Stated goal: Present every line in which the string "name" appears.

# Data provided start

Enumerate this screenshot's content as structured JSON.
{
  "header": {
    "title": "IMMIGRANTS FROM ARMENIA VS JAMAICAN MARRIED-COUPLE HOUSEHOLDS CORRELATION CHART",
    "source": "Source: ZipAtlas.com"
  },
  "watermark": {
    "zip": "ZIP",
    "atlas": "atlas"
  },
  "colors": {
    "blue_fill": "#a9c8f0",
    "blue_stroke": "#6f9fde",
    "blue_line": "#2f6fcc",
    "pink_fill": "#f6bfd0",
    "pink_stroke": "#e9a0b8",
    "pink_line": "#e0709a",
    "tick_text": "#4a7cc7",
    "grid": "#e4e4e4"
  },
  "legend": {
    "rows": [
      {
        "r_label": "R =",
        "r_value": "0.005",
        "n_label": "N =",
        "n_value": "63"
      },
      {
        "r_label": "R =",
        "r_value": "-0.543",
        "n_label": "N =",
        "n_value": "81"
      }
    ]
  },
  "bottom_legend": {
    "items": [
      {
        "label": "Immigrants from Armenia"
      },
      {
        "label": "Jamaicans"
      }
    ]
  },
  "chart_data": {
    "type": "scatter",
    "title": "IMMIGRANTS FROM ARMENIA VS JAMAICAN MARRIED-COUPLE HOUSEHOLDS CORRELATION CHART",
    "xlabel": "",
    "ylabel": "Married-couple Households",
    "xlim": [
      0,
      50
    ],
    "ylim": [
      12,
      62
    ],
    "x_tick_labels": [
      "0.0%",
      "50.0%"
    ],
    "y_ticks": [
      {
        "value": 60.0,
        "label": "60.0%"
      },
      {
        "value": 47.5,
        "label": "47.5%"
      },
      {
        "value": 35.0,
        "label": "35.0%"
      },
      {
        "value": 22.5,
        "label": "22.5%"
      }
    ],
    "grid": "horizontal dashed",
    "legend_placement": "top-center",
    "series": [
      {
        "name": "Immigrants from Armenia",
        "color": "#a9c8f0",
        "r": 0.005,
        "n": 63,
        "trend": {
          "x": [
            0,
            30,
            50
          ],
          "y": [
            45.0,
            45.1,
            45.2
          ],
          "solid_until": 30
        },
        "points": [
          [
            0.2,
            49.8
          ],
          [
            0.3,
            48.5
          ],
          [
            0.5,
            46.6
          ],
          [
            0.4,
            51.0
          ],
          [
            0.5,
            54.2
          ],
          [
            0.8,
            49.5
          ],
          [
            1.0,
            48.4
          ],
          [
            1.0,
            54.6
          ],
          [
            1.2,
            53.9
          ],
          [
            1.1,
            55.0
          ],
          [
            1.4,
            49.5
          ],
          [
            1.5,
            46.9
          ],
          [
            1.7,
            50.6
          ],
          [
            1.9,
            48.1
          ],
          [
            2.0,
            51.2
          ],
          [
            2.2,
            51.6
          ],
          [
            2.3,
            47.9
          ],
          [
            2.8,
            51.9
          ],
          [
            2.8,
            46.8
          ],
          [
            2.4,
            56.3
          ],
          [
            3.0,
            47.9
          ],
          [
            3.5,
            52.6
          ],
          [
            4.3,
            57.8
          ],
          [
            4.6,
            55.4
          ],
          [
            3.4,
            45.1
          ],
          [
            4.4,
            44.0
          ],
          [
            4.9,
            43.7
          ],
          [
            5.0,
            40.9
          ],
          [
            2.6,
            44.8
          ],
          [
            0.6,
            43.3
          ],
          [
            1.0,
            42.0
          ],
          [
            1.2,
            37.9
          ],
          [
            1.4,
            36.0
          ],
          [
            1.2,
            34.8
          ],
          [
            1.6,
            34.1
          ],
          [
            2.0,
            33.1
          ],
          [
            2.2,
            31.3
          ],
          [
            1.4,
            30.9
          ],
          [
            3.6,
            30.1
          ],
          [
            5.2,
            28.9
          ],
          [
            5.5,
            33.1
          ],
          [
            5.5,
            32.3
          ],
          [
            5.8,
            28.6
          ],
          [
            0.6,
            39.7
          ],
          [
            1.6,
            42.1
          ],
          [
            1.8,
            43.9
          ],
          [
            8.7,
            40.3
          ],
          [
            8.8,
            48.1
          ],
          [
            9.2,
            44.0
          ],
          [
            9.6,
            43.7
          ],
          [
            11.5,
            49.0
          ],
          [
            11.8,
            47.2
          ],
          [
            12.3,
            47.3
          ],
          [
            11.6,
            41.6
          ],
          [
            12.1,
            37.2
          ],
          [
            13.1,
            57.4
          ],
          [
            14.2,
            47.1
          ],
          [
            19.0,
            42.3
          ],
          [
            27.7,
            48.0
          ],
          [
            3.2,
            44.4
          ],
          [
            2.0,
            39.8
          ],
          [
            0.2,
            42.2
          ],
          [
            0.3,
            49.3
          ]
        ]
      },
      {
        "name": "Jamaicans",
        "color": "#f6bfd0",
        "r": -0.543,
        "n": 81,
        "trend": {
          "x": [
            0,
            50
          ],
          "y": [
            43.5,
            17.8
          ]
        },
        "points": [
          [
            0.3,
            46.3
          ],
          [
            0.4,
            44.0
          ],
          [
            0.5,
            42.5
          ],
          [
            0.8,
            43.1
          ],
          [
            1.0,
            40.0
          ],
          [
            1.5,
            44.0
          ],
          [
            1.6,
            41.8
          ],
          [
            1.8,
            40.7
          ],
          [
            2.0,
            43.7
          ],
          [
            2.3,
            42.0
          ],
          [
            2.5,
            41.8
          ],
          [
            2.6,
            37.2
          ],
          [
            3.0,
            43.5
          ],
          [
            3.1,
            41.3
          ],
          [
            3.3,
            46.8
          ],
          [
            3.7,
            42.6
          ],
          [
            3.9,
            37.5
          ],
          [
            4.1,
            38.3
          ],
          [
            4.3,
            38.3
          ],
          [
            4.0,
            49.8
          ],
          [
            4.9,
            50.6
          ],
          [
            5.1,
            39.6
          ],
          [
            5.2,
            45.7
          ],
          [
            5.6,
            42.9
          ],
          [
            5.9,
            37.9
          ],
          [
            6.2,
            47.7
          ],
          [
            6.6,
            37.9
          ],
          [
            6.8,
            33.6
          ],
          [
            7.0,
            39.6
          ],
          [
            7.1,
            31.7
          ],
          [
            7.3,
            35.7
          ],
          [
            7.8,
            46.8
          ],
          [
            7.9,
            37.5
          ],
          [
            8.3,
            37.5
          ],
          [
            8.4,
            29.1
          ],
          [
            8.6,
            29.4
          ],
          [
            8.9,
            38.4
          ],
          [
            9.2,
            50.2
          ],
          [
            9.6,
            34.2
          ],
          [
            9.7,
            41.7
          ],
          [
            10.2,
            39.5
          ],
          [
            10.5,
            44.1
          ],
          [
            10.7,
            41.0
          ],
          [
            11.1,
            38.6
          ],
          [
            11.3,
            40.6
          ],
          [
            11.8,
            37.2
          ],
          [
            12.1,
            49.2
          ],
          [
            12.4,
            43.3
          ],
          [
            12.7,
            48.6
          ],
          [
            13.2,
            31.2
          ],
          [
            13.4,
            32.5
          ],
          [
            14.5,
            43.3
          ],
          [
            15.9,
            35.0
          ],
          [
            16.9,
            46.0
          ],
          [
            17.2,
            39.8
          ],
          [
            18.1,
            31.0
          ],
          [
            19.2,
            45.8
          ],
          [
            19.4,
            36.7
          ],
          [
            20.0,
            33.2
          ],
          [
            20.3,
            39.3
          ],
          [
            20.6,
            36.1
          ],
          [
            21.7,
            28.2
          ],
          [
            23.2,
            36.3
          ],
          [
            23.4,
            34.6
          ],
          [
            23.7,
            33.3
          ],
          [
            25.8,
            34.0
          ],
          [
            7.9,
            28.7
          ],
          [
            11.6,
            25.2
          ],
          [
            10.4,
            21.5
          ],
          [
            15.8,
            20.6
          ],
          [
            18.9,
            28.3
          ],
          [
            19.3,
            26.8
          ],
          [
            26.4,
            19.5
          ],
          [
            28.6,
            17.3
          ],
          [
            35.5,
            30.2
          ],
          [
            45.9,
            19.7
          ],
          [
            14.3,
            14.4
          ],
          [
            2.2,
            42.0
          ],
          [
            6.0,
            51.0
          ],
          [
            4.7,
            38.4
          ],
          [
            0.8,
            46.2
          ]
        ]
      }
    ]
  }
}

# Data provided end

Result for this exercise:
        "name": "Immigrants from Armenia",
        "name": "Jamaicans",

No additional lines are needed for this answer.